[Begin RECORDS FOR THIS TASK]

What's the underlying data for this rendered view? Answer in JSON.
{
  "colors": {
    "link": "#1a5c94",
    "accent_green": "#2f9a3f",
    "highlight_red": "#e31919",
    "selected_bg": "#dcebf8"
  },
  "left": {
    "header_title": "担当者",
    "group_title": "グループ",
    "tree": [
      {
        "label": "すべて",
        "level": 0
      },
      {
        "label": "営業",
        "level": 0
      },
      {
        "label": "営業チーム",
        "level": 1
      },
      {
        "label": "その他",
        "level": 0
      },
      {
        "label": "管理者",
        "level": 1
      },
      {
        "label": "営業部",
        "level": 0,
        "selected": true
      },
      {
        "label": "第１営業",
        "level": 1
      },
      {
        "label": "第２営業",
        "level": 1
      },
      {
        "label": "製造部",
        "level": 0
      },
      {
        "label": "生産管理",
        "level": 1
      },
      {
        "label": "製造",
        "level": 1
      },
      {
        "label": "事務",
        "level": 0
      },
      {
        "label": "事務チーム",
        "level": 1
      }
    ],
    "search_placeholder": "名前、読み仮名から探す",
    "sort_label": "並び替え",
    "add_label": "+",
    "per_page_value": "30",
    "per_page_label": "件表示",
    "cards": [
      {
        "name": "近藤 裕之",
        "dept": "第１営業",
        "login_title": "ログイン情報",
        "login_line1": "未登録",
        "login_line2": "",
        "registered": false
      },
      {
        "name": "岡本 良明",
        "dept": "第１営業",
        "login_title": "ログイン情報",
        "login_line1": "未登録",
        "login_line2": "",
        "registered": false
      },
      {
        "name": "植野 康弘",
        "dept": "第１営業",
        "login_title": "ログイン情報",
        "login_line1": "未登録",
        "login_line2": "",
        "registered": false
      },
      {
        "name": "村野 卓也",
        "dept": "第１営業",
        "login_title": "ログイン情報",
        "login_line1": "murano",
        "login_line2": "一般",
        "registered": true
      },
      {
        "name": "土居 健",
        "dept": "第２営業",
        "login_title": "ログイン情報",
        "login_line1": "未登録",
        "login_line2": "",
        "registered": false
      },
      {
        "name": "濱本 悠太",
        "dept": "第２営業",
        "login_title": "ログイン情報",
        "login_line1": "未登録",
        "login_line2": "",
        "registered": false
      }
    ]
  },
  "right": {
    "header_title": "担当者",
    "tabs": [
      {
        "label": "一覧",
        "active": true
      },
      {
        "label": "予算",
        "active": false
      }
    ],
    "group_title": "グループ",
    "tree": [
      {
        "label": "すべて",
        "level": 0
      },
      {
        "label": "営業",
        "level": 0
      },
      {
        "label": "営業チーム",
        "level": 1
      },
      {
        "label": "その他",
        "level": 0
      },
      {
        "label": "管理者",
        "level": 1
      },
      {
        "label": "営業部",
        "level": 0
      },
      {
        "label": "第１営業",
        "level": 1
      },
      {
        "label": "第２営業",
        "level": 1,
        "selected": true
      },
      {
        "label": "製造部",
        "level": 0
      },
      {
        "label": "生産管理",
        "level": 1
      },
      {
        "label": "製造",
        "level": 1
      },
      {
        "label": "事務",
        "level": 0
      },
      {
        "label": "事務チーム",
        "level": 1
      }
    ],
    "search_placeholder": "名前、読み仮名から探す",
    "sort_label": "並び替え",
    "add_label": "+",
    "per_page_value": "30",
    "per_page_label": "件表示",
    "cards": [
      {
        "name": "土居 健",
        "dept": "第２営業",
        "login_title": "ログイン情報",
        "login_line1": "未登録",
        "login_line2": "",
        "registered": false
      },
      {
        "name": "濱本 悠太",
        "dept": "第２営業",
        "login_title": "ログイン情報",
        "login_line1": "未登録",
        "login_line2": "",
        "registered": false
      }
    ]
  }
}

[End RECORDS FOR THIS TASK]

* **INSTRUCTIONS FOR THE TASK**: Extract all of the data shown above without alteration.

* **SOLUTION**:
What's the underlying data for this rendered view? Answer in JSON.
{
  "colors": {
    "link": "#1a5c94",
    "accent_green": "#2f9a3f",
    "highlight_red": "#e31919",
    "selected_bg": "#dcebf8"
  },
  "left": {
    "header_title": "担当者",
    "group_title": "グループ",
    "tree": [
      {
        "label": "すべて",
        "level": 0
      },
      {
        "label": "営業",
        "level": 0
      },
      {
        "label": "営業チーム",
        "level": 1
      },
      {
        "label": "その他",
        "level": 0
      },
      {
        "label": "管理者",
        "level": 1
      },
      {
        "label": "営業部",
        "level": 0,
        "selected": true
      },
      {
        "label": "第１営業",
        "level": 1
      },
      {
        "label": "第２営業",
        "level": 1
      },
      {
        "label": "製造部",
        "level": 0
      },
      {
        "label": "生産管理",
        "level": 1
      },
      {
        "label": "製造",
        "level": 1
      },
      {
        "label": "事務",
        "level": 0
      },
      {
        "label": "事務チーム",
        "level": 1
      }
    ],
    "search_placeholder": "名前、読み仮名から探す",
    "sort_label": "並び替え",
    "add_label": "+",
    "per_page_value": "30",
    "per_page_label": "件表示",
    "cards": [
      {
        "name": "近藤 裕之",
        "dept": "第１営業",
        "login_title": "ログイン情報",
        "login_line1": "未登録",
        "login_line2": "",
        "registered": false
      },
      {
        "name": "岡本 良明",
        "dept": "第１営業",
        "login_title": "ログイン情報",
        "login_line1": "未登録",
        "login_line2": "",
        "registered": false
      },
      {
        "name": "植野 康弘",
        "dept": "第１営業",
        "login_title": "ログイン情報",
        "login_line1": "未登録",
        "login_line2": "",
        "registered": false
      },
      {
        "name": "村野 卓也",
        "dept": "第１営業",
        "login_title": "ログイン情報",
        "login_line1": "murano",
        "login_line2": "一般",
        "registered": true
      },
      {
        "name": "土居 健",
        "dept": "第２営業",
        "login_title": "ログイン情報",
        "login_line1": "未登録",
        "login_line2": "",
        "registered": false
      },
      {
        "name": "濱本 悠太",
        "dept": "第２営業",
        "login_title": "ログイン情報",
        "login_line1": "未登録",
        "login_line2": "",
        "registered": false
      }
    ]
  },
  "right": {
    "header_title": "担当者",
    "tabs": [
      {
        "label": "一覧",
        "active": true
      },
      {
        "label": "予算",
        "active": false
      }
    ],
    "group_title": "グループ",
    "tree": [
      {
        "label": "すべて",
        "level": 0
      },
      {
        "label": "営業",
        "level": 0
      },
      {
        "label": "営業チーム",
        "level": 1
      },
      {
        "label": "その他",
        "level": 0
      },
      {
        "label": "管理者",
        "level": 1
      },
      {
        "label": "営業部",
        "level": 0
      },
      {
        "label": "第１営業",
        "level": 1
      },
      {
        "label": "第２営業",
        "level": 1,
        "selected": true
      },
      {
        "label": "製造部",
        "level": 0
      },
      {
        "label": "生産管理",
        "level": 1
      },
      {
        "label": "製造",
        "level": 1
      },
      {
        "label": "事務",
        "level": 0
      },
      {
        "label": "事務チーム",
        "level": 1
      }
    ],
    "search_placeholder": "名前、読み仮名から探す",
    "sort_label": "並び替え",
    "add_label": "+",
    "per_page_value": "30",
    "per_page_label": "件表示",
    "cards": [
      {
        "name": "土居 健",
        "dept": "第２営業",
        "login_title": "ログイン情報",
        "login_line1": "未登録",
        "login_line2": "",
        "registered": false
      },
      {
        "name": "濱本 悠太",
        "dept": "第２営業",
        "login_title": "ログイン情報",
        "login_line1": "未登録",
        "login_line2": "",
        "registered": false
      }
    ]
  }
}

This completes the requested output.